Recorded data

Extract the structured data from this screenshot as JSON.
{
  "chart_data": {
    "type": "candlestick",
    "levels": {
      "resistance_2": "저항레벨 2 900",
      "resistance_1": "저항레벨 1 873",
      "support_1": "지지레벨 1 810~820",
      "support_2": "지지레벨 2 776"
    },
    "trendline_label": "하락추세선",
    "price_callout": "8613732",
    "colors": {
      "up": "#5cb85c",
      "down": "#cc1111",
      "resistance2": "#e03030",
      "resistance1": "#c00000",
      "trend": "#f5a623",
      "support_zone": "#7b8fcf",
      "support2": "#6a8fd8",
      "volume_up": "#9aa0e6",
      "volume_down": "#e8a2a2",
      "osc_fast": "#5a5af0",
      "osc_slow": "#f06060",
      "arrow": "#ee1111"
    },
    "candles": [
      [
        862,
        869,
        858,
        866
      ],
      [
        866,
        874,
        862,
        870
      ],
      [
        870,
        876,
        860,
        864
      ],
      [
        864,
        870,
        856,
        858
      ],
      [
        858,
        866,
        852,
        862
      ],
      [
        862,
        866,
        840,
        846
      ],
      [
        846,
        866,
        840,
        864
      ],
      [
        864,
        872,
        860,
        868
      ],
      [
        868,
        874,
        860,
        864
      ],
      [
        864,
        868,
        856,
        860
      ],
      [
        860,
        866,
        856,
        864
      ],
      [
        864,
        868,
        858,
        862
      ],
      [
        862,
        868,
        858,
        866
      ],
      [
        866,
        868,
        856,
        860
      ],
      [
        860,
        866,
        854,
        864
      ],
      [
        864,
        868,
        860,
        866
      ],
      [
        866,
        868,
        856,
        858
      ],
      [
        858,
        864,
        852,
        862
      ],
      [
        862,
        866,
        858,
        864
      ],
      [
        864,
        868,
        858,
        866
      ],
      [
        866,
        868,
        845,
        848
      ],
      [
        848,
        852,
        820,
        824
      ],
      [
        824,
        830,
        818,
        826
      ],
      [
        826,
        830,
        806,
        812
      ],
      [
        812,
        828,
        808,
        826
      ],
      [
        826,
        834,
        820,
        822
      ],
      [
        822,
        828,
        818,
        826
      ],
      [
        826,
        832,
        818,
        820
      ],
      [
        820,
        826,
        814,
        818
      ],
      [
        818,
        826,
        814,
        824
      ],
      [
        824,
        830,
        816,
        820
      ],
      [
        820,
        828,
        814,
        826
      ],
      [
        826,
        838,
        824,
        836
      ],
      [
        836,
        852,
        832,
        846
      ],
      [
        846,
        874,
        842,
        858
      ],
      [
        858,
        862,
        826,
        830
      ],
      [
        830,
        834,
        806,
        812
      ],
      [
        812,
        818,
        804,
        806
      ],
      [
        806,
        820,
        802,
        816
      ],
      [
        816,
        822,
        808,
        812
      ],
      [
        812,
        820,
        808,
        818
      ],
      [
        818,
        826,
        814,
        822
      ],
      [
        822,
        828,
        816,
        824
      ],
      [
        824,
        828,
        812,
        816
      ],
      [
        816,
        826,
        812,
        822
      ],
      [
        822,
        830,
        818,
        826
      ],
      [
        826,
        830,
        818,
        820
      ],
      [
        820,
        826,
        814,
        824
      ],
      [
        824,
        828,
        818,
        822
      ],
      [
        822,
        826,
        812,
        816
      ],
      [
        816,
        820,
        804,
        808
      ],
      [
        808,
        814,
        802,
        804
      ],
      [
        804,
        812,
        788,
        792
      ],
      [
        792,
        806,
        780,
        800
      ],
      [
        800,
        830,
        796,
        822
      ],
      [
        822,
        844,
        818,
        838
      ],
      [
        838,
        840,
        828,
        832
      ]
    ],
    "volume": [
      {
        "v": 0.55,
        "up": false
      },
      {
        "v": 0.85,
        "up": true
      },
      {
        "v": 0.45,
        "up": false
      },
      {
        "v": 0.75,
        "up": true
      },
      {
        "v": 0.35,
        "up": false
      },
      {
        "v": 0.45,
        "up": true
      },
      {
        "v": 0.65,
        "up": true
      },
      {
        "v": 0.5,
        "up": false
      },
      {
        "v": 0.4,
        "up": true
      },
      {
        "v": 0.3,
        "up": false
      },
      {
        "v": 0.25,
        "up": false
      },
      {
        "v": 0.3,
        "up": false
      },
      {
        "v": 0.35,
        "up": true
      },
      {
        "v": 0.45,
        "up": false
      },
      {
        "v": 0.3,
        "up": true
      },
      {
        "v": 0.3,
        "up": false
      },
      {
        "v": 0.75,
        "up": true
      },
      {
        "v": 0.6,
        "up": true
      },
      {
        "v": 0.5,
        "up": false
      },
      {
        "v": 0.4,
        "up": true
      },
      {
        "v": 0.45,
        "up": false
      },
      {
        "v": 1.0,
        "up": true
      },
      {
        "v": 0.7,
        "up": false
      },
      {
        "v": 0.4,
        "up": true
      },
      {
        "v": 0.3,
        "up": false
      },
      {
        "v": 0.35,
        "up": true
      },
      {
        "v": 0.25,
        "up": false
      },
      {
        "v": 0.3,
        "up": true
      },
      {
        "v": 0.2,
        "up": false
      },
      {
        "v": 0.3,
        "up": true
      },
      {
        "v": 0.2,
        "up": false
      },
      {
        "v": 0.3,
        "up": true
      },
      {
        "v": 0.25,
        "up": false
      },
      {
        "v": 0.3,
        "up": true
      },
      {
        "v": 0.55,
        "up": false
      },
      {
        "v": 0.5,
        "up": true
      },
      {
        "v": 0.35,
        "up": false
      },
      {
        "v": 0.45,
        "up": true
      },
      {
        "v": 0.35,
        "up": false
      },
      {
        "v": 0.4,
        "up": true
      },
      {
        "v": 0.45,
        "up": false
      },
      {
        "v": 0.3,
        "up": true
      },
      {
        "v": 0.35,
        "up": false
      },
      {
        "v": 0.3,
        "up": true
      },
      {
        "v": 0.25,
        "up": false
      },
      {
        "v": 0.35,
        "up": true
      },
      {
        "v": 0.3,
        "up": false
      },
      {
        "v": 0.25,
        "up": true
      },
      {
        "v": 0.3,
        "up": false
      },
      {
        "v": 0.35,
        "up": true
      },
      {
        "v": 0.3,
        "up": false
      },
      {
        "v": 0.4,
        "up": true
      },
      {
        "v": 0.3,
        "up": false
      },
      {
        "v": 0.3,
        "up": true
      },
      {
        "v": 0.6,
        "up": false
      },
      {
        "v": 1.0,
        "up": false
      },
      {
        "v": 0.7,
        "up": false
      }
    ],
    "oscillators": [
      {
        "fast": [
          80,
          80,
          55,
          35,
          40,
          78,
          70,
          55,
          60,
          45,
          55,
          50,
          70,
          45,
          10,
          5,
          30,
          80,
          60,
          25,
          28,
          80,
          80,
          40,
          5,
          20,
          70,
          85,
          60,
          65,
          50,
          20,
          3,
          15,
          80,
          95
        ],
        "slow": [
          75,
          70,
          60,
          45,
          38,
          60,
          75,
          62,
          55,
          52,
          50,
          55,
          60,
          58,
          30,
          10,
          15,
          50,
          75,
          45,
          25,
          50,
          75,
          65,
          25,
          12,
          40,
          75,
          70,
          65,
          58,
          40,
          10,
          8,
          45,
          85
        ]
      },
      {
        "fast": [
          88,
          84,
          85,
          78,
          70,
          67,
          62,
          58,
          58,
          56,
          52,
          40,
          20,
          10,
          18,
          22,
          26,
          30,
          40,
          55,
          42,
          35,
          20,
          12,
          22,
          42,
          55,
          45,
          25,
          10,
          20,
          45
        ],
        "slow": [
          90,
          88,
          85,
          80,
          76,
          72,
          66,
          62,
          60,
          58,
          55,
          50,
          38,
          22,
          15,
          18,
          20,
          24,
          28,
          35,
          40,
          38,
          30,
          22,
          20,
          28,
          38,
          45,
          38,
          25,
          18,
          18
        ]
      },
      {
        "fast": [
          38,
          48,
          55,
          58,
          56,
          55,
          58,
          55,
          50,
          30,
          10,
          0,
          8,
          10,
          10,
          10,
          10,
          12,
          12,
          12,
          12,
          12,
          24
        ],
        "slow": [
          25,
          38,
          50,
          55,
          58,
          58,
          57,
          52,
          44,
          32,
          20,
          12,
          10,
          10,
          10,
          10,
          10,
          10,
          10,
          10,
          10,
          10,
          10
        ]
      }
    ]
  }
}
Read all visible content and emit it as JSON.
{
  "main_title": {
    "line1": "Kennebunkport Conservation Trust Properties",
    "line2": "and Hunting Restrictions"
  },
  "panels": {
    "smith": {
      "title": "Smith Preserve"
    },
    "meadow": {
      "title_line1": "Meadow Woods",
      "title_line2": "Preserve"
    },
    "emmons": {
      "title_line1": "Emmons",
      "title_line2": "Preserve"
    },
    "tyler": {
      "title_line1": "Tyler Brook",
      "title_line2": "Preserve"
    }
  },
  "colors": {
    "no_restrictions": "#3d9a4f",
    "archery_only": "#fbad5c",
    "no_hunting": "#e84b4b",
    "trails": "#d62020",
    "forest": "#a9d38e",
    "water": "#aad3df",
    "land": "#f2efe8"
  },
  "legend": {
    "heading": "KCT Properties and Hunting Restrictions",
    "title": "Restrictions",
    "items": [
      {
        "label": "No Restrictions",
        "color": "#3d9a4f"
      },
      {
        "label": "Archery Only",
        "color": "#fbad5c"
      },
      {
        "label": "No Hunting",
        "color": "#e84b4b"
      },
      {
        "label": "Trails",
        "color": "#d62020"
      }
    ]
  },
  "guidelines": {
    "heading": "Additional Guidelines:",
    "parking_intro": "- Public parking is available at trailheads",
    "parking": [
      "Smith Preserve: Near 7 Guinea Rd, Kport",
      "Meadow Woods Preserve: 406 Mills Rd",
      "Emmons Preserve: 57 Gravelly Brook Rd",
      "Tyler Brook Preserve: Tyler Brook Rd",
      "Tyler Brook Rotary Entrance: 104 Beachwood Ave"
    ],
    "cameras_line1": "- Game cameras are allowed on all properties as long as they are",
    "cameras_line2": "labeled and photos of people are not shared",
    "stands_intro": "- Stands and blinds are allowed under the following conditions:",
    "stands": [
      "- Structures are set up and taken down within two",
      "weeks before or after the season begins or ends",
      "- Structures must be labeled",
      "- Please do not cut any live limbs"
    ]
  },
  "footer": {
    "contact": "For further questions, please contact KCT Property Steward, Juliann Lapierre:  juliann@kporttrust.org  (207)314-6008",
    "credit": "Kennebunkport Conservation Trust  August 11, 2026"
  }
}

**Given task**
Only the number is wanted: how many lines in the preceding entries hold the string "JSON"?

**Finished task**
2